▶ Short task:
Your task is to copy each line that has the word "Innsyn".

***** Extracted information

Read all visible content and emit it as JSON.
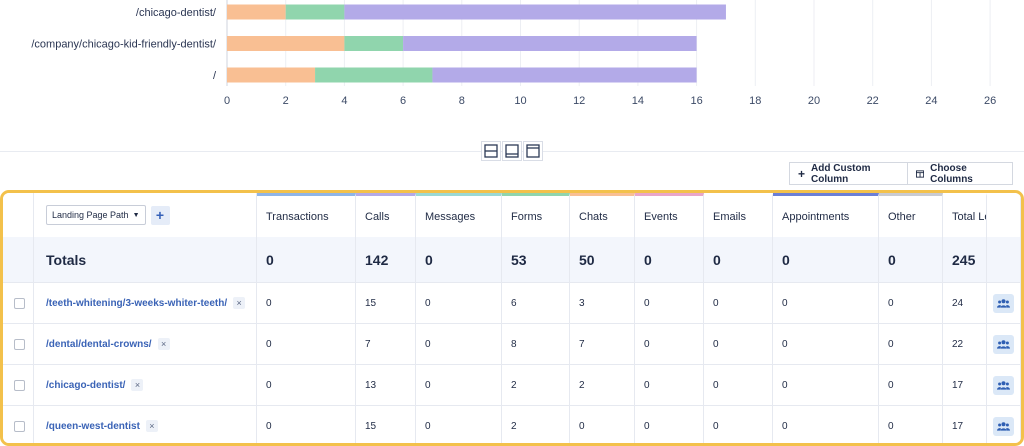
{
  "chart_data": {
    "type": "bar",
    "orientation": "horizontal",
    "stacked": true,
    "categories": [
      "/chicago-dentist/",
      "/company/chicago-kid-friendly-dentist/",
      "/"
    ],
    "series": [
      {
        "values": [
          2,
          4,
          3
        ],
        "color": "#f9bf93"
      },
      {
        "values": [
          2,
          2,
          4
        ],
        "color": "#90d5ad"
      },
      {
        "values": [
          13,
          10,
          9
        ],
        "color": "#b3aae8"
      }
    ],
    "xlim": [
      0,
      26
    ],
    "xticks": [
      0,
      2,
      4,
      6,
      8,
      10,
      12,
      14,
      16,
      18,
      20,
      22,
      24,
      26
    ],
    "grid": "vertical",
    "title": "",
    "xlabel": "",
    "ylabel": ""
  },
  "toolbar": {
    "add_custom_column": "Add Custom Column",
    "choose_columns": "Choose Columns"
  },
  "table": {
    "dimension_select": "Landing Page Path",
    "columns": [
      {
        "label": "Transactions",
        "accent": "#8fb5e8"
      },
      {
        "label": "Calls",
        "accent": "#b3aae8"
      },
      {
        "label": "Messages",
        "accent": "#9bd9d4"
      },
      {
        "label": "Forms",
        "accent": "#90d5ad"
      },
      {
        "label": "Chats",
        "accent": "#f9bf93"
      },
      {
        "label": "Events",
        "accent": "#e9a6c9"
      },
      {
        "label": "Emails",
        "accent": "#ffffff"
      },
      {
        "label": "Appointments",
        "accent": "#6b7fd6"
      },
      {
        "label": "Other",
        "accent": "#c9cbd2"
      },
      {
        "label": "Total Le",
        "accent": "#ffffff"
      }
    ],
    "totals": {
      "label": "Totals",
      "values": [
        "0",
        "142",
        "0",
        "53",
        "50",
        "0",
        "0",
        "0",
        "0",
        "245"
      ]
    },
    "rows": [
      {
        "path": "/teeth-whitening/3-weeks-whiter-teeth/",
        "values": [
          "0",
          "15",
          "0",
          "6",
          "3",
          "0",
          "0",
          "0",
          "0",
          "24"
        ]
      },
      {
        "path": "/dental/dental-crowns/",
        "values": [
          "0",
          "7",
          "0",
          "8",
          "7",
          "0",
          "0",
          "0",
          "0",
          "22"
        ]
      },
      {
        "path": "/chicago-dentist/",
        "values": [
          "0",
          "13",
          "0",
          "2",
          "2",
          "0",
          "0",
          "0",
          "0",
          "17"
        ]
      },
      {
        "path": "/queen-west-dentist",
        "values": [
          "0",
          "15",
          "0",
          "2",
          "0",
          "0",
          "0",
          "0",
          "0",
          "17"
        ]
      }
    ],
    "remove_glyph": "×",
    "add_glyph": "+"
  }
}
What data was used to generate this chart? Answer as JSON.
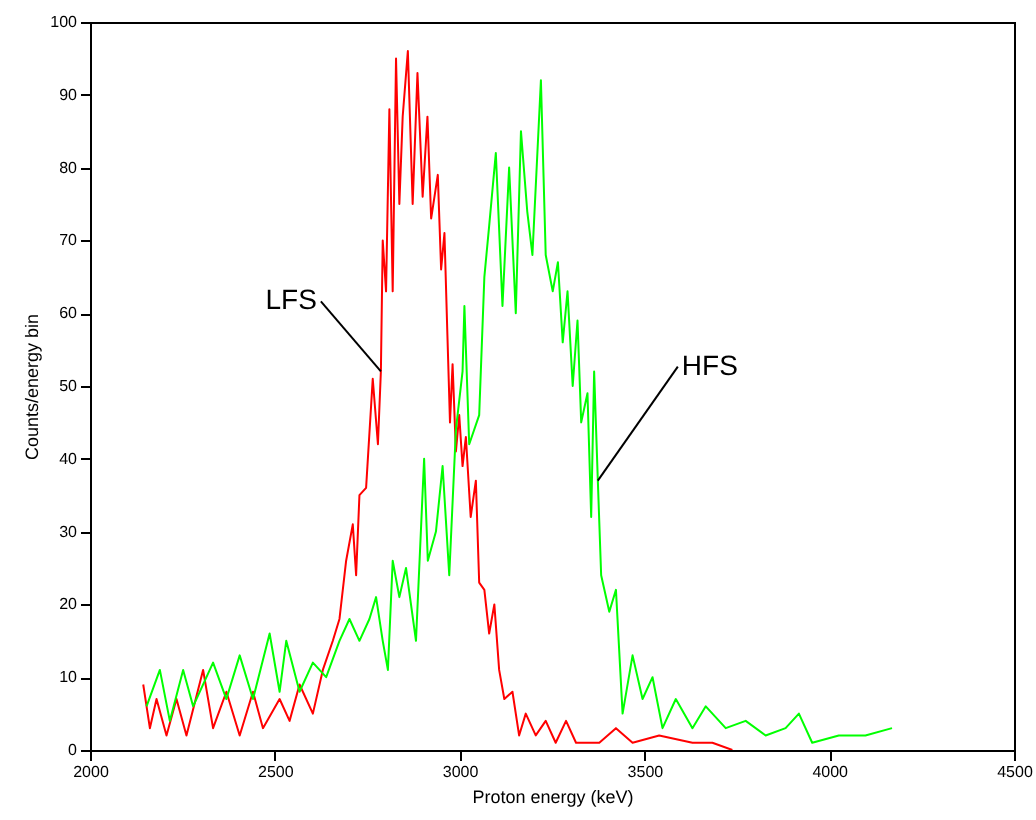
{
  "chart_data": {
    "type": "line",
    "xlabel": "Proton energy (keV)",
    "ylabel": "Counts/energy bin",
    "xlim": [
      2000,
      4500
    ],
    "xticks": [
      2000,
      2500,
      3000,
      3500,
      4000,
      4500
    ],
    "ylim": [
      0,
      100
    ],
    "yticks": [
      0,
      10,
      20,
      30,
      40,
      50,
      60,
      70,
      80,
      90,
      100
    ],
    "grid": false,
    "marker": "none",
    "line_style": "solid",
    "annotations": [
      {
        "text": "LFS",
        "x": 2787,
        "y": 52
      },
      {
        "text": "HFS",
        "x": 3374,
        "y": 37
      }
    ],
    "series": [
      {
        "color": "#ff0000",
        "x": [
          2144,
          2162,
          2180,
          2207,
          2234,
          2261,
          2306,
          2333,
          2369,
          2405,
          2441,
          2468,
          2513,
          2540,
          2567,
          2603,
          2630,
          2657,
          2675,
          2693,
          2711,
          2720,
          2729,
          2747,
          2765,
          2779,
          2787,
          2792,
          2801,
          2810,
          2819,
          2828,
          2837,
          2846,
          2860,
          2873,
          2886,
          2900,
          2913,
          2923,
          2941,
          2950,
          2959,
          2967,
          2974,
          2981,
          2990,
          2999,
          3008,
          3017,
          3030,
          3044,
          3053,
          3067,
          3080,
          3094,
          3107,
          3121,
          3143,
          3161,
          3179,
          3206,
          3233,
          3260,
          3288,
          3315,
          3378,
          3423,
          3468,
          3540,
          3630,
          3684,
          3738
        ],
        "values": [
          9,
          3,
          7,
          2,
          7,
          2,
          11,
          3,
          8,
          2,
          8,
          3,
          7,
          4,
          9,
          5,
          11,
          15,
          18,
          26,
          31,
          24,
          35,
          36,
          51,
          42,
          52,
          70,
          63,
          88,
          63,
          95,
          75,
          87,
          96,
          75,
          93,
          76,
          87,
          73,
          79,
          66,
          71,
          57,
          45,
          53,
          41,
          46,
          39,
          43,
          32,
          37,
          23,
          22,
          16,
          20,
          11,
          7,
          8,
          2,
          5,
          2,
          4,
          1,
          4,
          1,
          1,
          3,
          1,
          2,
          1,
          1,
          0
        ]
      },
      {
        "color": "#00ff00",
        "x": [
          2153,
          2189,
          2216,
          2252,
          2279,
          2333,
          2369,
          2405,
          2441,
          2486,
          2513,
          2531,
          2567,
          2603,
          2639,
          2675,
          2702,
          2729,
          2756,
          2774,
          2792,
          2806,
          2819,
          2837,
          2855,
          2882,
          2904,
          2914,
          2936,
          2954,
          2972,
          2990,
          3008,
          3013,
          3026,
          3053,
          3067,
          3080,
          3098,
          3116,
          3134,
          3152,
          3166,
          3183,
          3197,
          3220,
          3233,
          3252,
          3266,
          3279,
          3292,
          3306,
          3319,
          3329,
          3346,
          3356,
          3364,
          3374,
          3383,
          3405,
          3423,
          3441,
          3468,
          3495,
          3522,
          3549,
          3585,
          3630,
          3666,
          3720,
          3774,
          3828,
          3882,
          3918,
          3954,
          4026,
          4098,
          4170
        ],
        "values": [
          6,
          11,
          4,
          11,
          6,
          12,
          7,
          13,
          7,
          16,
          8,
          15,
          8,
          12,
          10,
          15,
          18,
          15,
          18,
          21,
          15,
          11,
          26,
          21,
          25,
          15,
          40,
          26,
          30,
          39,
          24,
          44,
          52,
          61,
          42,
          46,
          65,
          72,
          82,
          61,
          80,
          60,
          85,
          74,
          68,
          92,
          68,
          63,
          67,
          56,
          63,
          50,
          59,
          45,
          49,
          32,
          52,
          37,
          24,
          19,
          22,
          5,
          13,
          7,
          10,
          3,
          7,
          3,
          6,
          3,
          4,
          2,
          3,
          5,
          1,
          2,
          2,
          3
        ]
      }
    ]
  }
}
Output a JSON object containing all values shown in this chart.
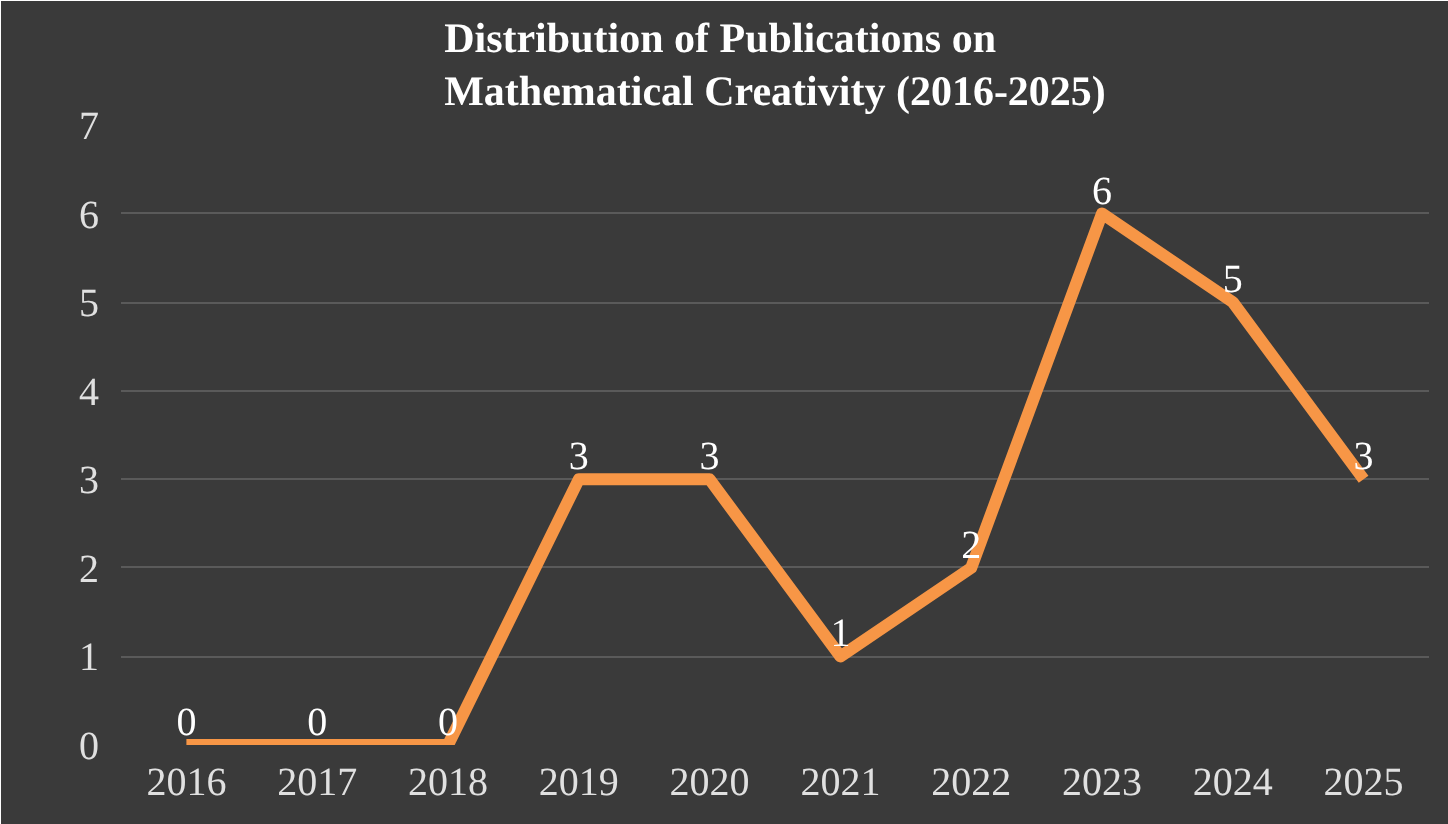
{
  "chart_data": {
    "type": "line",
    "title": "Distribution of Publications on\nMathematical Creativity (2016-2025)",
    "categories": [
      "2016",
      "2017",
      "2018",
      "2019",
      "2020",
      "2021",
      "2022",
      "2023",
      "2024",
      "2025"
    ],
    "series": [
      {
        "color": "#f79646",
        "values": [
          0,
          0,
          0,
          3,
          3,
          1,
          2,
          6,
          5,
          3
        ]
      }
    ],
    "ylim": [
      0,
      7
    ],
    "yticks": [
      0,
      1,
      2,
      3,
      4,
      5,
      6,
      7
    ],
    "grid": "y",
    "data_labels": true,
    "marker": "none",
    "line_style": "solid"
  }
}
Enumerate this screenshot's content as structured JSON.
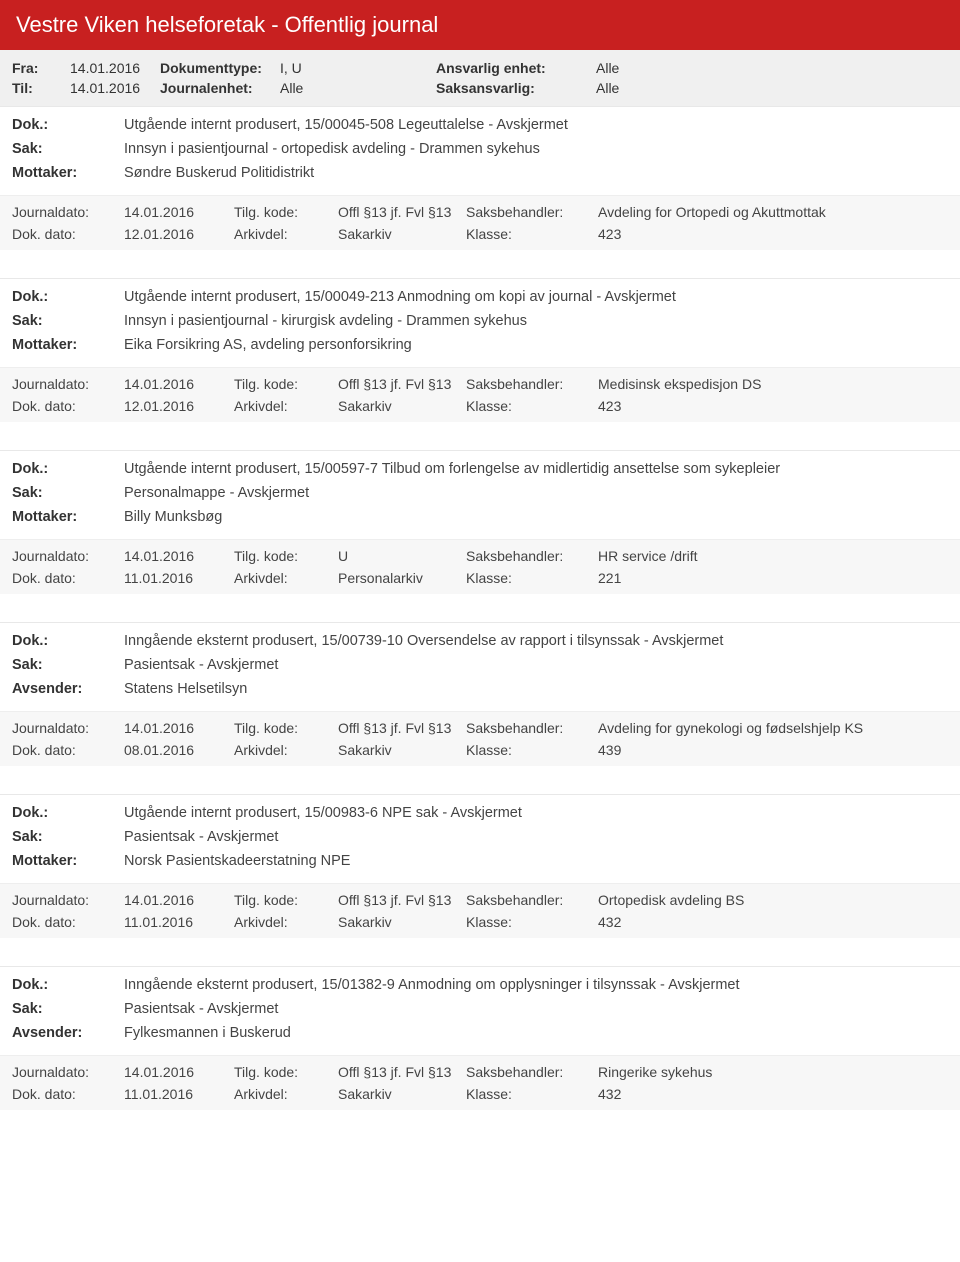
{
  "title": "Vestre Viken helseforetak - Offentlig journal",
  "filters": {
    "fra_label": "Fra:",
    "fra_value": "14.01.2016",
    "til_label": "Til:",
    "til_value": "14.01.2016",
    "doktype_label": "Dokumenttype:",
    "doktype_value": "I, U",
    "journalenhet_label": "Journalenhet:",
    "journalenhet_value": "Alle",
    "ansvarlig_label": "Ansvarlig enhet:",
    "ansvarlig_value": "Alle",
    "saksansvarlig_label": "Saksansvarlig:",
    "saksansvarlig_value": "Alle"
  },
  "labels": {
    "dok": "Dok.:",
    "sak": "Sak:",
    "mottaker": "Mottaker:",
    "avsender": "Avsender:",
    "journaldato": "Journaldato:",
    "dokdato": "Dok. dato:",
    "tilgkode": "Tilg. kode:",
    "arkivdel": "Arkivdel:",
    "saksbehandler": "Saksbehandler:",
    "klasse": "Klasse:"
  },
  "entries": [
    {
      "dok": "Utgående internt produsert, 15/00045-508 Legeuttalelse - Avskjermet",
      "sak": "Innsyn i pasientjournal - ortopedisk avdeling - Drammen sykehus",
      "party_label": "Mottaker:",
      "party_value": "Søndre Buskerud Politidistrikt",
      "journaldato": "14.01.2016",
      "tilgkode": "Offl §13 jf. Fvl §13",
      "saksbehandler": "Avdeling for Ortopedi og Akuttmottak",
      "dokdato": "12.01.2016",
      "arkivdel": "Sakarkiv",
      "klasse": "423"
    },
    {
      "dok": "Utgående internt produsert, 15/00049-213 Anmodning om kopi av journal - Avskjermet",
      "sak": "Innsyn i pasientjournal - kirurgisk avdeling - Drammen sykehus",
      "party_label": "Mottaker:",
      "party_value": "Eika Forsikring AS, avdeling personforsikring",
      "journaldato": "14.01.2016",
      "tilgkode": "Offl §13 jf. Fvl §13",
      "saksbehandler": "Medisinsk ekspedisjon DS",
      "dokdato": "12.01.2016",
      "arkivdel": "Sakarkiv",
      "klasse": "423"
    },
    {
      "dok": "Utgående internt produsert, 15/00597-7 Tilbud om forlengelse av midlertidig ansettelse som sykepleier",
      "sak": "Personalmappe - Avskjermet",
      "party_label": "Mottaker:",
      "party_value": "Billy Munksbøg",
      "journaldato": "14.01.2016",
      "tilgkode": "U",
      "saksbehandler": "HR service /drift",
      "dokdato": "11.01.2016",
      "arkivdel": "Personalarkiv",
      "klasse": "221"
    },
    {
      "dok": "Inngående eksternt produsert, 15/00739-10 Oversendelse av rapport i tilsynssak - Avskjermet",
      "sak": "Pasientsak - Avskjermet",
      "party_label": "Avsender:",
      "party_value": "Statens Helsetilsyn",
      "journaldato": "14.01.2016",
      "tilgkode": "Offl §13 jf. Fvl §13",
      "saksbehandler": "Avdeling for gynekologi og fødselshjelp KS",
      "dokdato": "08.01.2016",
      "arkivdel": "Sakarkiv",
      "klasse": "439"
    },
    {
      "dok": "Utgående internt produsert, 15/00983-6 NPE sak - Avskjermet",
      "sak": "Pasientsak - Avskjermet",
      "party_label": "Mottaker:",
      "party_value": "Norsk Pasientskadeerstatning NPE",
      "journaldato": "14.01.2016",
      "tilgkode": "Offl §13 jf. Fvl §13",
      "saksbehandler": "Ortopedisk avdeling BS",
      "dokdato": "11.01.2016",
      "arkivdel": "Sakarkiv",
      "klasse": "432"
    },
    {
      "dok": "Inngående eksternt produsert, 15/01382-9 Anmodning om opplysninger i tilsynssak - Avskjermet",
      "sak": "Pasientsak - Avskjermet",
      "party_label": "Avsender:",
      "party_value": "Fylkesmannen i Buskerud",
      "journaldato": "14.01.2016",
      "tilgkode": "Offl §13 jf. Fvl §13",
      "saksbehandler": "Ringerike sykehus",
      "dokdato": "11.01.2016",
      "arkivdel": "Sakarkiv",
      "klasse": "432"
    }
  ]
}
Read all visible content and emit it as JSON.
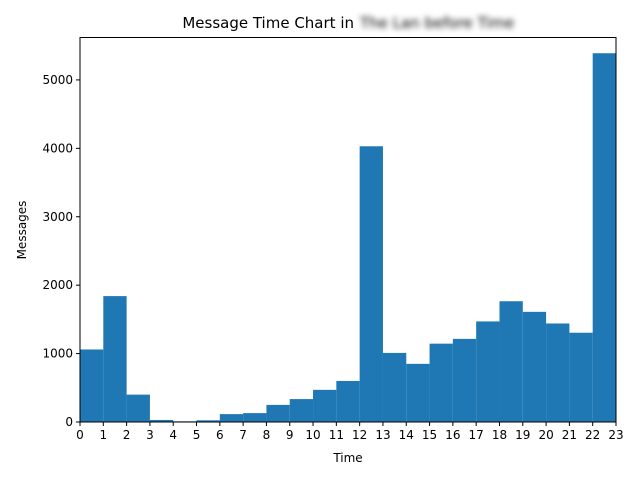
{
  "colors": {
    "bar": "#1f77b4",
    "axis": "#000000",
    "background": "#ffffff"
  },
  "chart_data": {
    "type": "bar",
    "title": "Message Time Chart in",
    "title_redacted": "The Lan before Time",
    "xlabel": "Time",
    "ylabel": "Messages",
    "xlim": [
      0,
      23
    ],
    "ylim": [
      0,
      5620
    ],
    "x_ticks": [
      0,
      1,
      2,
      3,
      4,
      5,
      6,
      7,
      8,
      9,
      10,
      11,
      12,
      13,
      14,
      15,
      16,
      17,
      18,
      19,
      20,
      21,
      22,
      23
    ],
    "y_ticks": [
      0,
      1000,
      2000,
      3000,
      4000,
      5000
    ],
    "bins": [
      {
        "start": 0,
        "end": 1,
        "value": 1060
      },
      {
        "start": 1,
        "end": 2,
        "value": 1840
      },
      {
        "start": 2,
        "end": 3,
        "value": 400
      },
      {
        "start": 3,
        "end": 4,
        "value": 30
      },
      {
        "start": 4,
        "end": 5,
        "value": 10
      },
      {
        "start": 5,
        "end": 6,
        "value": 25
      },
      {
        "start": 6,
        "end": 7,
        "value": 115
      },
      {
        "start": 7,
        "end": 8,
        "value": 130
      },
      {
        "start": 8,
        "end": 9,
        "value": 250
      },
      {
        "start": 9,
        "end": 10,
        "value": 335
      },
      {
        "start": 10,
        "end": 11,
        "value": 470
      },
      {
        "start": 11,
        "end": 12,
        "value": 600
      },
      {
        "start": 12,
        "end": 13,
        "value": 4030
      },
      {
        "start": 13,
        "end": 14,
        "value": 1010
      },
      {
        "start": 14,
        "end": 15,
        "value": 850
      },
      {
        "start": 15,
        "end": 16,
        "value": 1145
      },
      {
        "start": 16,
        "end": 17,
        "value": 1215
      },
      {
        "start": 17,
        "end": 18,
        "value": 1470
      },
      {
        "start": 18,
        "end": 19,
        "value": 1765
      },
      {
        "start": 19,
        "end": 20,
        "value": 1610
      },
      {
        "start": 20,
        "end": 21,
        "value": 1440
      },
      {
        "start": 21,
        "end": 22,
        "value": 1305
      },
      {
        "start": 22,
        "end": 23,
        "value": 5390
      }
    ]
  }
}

**********

▶ Solution to this task:
      "sak": "Innsyn i pasientjournal - ortopedisk avdeling - Drammen sykehus",
      "sak": "Innsyn i pasientjournal - kirurgisk avdeling - Drammen sykehus",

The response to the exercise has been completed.